## STATED PROBLEM
Your task is to give the listing below back word for word, pictures excluded.

Collection entries
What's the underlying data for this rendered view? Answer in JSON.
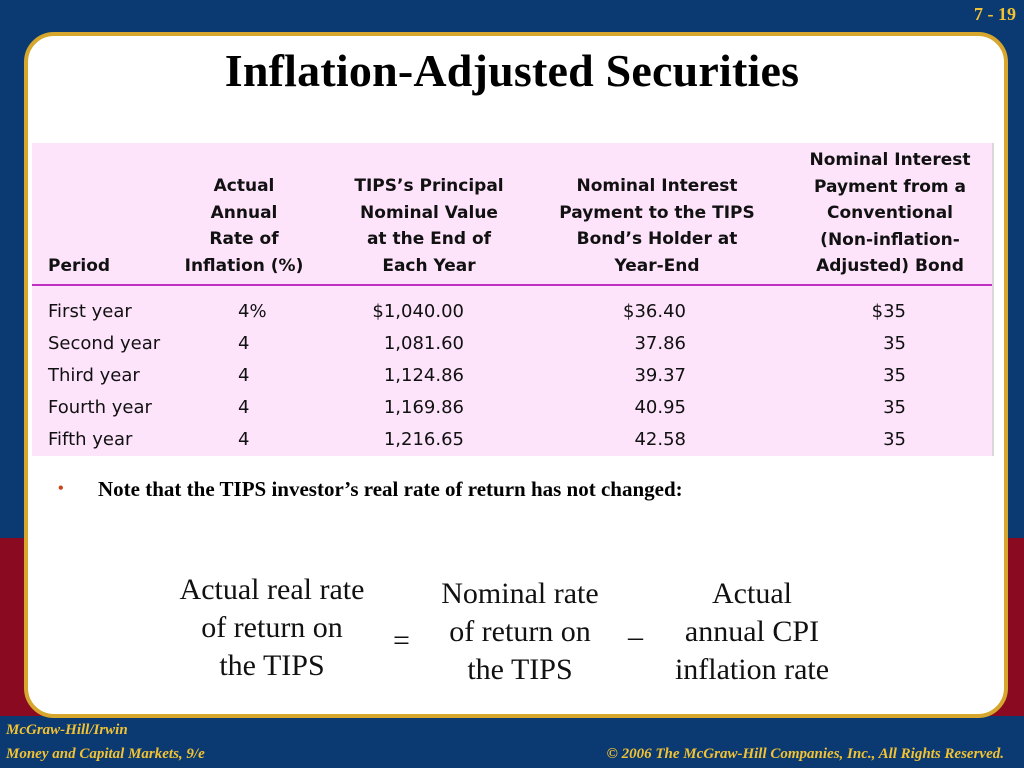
{
  "slide": {
    "number": "7 - 19",
    "title": "Inflation-Adjusted Securities"
  },
  "table": {
    "headers": [
      [
        "Period"
      ],
      [
        "Actual",
        "Annual",
        "Rate of",
        "Inflation (%)"
      ],
      [
        "TIPS’s Principal",
        "Nominal Value",
        "at the End of",
        "Each Year"
      ],
      [
        "Nominal Interest",
        "Payment to the TIPS",
        "Bond’s Holder at",
        "Year-End"
      ],
      [
        "Nominal Interest",
        "Payment from a",
        "Conventional",
        "(Non-inflation-",
        "Adjusted) Bond"
      ]
    ],
    "rows": [
      [
        "First year",
        "4%",
        "$1,040.00",
        "$36.40",
        "$35"
      ],
      [
        "Second year",
        "4",
        "1,081.60",
        "37.86",
        "35"
      ],
      [
        "Third year",
        "4",
        "1,124.86",
        "39.37",
        "35"
      ],
      [
        "Fourth year",
        "4",
        "1,169.86",
        "40.95",
        "35"
      ],
      [
        "Fifth year",
        "4",
        "1,216.65",
        "42.58",
        "35"
      ]
    ]
  },
  "note": {
    "bullet": "•",
    "text": "Note that the TIPS investor’s real rate of return has not changed:"
  },
  "equation": {
    "left": [
      "Actual real rate",
      "of return on",
      "the TIPS"
    ],
    "equals": "=",
    "middle": [
      "Nominal rate",
      "of return on",
      "the TIPS"
    ],
    "minus": "–",
    "right": [
      "Actual",
      "annual CPI",
      "inflation rate"
    ]
  },
  "footer": {
    "publisher": "McGraw-Hill/Irwin",
    "book": "Money and Capital Markets, 9/e",
    "copyright": "© 2006  The McGraw-Hill Companies, Inc., All Rights Reserved."
  }
}
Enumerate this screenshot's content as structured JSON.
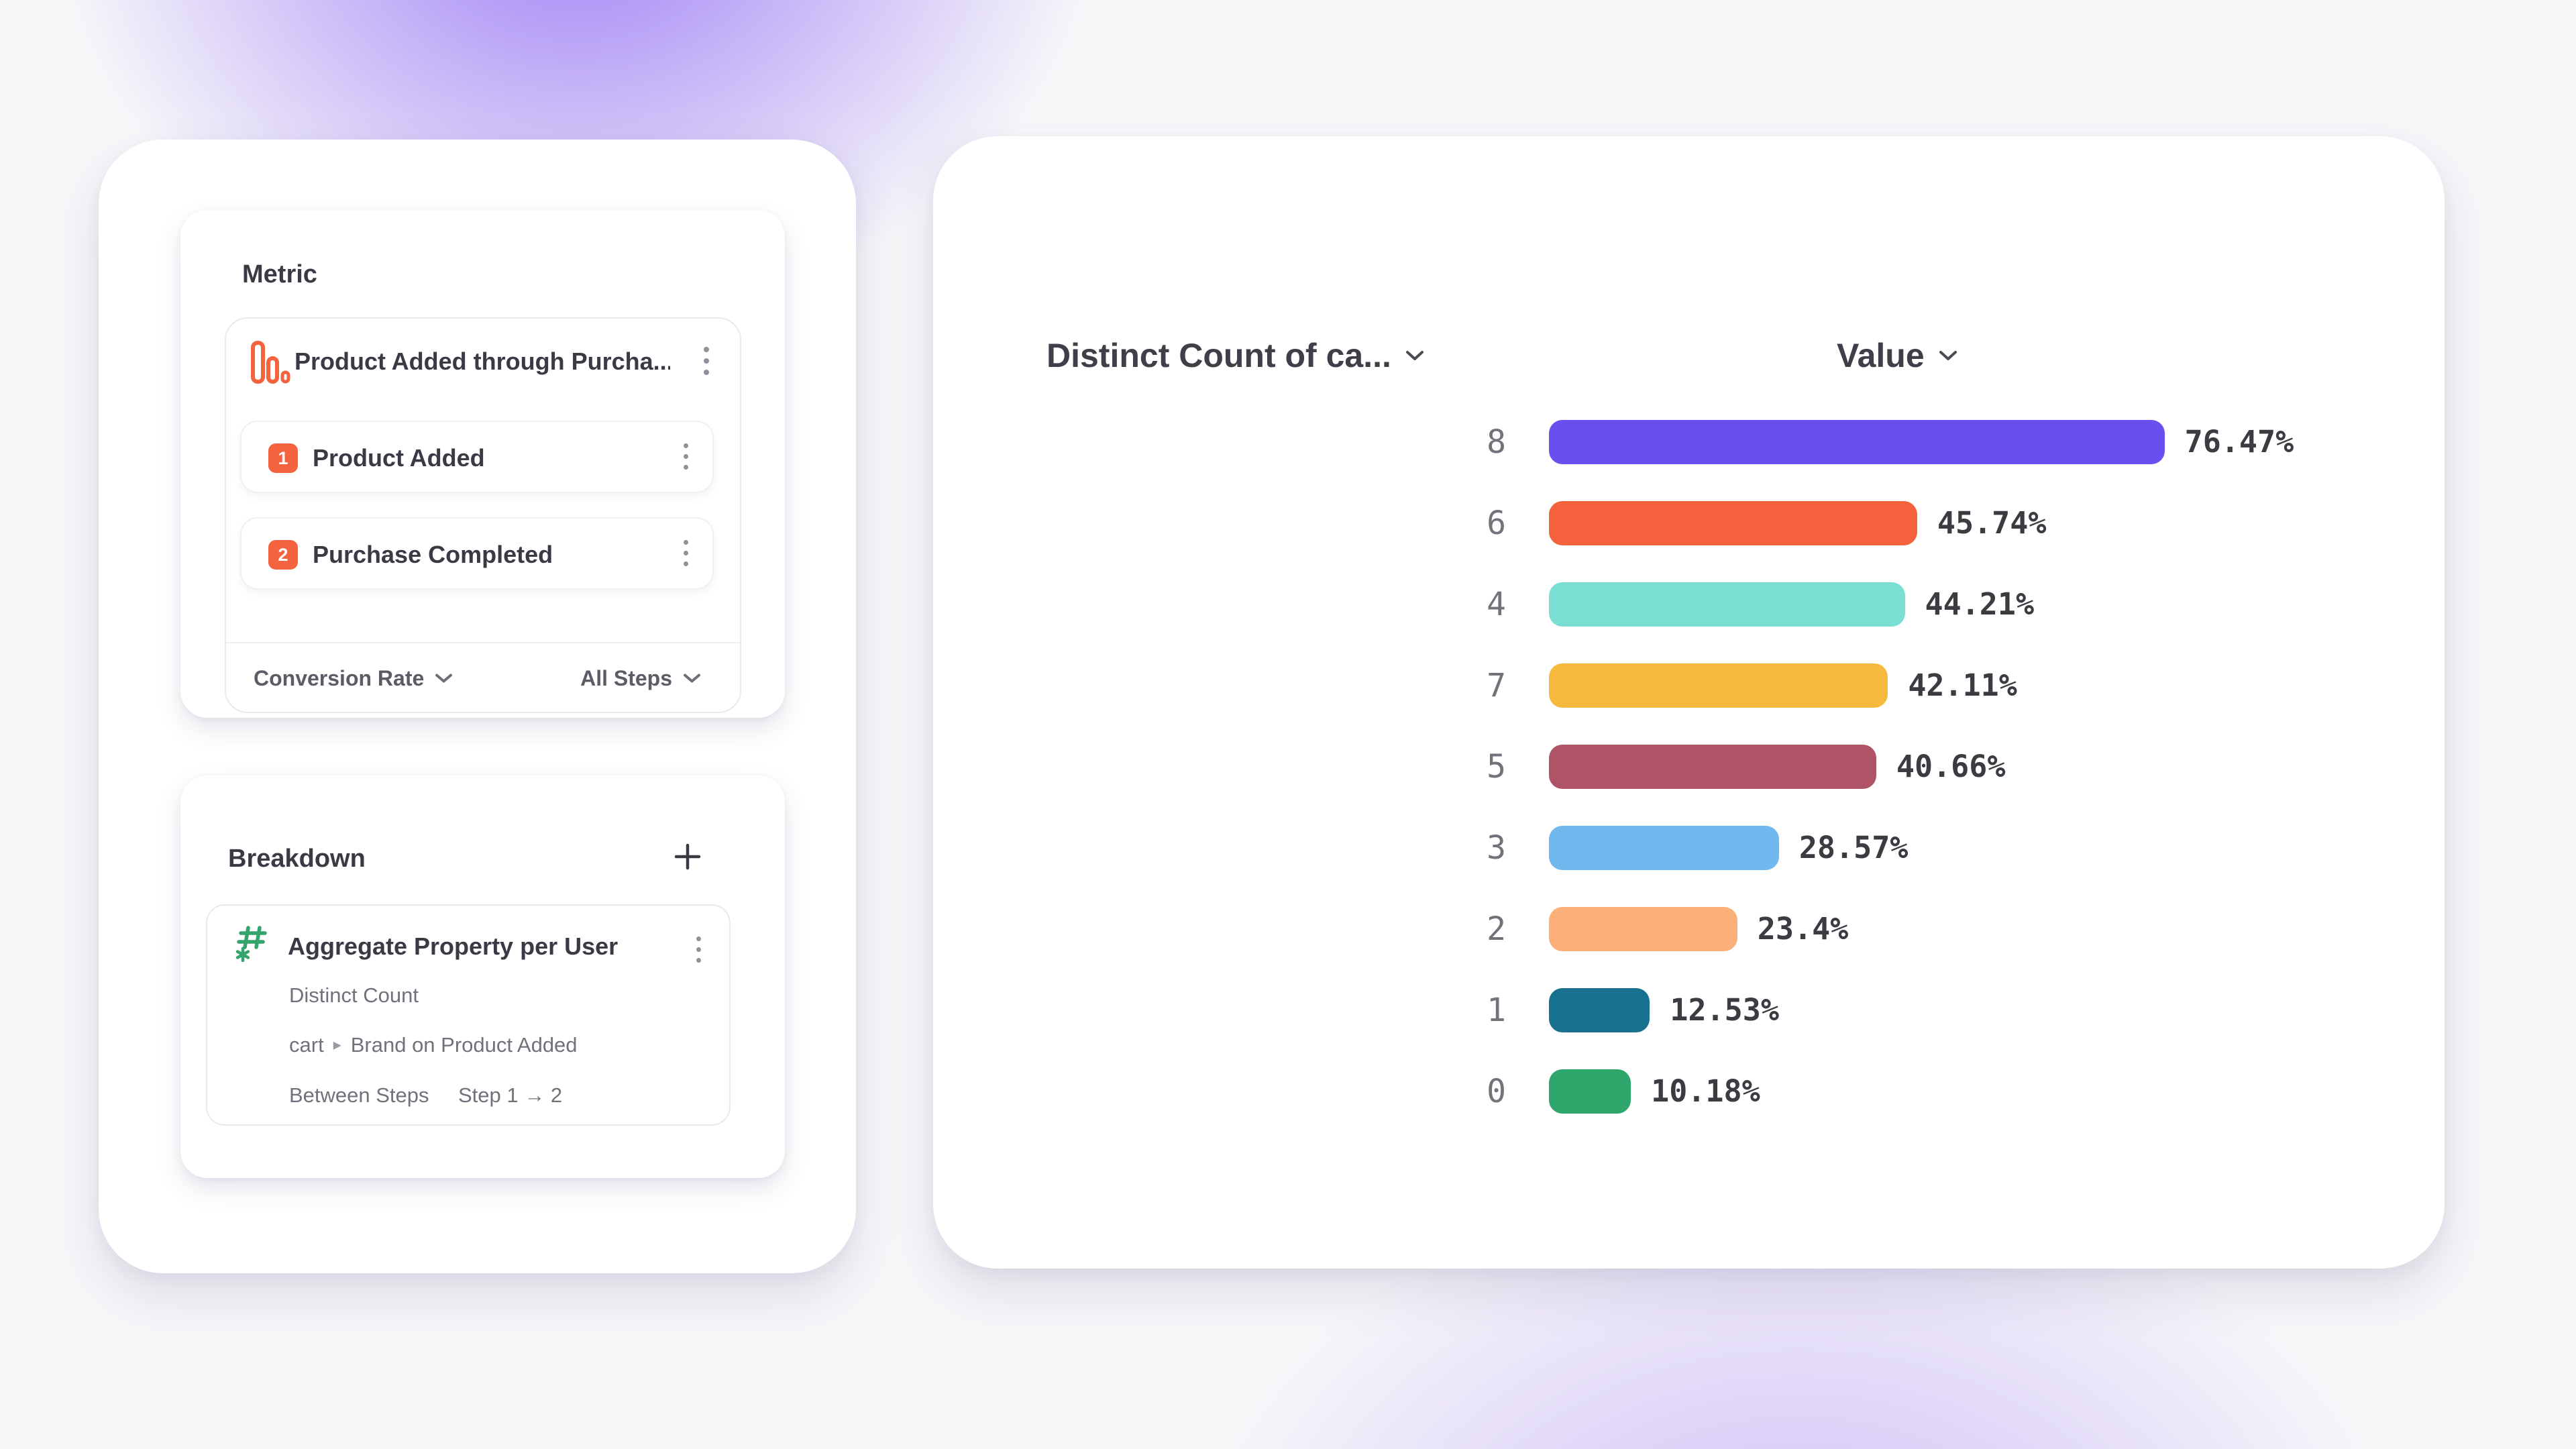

## ANSWER TO THE EXERCISE
What's the underlying data for this rendered view? Answer in JSON.
{
  "slide": {
    "number": "7 - 19",
    "title": "Inflation-Adjusted Securities"
  },
  "table": {
    "headers": [
      [
        "Period"
      ],
      [
        "Actual",
        "Annual",
        "Rate of",
        "Inflation (%)"
      ],
      [
        "TIPS’s Principal",
        "Nominal Value",
        "at the End of",
        "Each Year"
      ],
      [
        "Nominal Interest",
        "Payment to the TIPS",
        "Bond’s Holder at",
        "Year-End"
      ],
      [
        "Nominal Interest",
        "Payment from a",
        "Conventional",
        "(Non-inflation-",
        "Adjusted) Bond"
      ]
    ],
    "rows": [
      [
        "First year",
        "4%",
        "$1,040.00",
        "$36.40",
        "$35"
      ],
      [
        "Second year",
        "4",
        "1,081.60",
        "37.86",
        "35"
      ],
      [
        "Third year",
        "4",
        "1,124.86",
        "39.37",
        "35"
      ],
      [
        "Fourth year",
        "4",
        "1,169.86",
        "40.95",
        "35"
      ],
      [
        "Fifth year",
        "4",
        "1,216.65",
        "42.58",
        "35"
      ]
    ]
  },
  "note": {
    "bullet": "•",
    "text": "Note that the TIPS investor’s real rate of return has not changed:"
  },
  "equation": {
    "left": [
      "Actual real rate",
      "of return on",
      "the TIPS"
    ],
    "equals": "=",
    "middle": [
      "Nominal rate",
      "of return on",
      "the TIPS"
    ],
    "minus": "–",
    "right": [
      "Actual",
      "annual CPI",
      "inflation rate"
    ]
  },
  "footer": {
    "publisher": "McGraw-Hill/Irwin",
    "book": "Money and Capital Markets, 9/e",
    "copyright": "© 2006  The McGraw-Hill Companies, Inc., All Rights Reserved."
  }
}
Enumerate this screenshot's content as structured JSON.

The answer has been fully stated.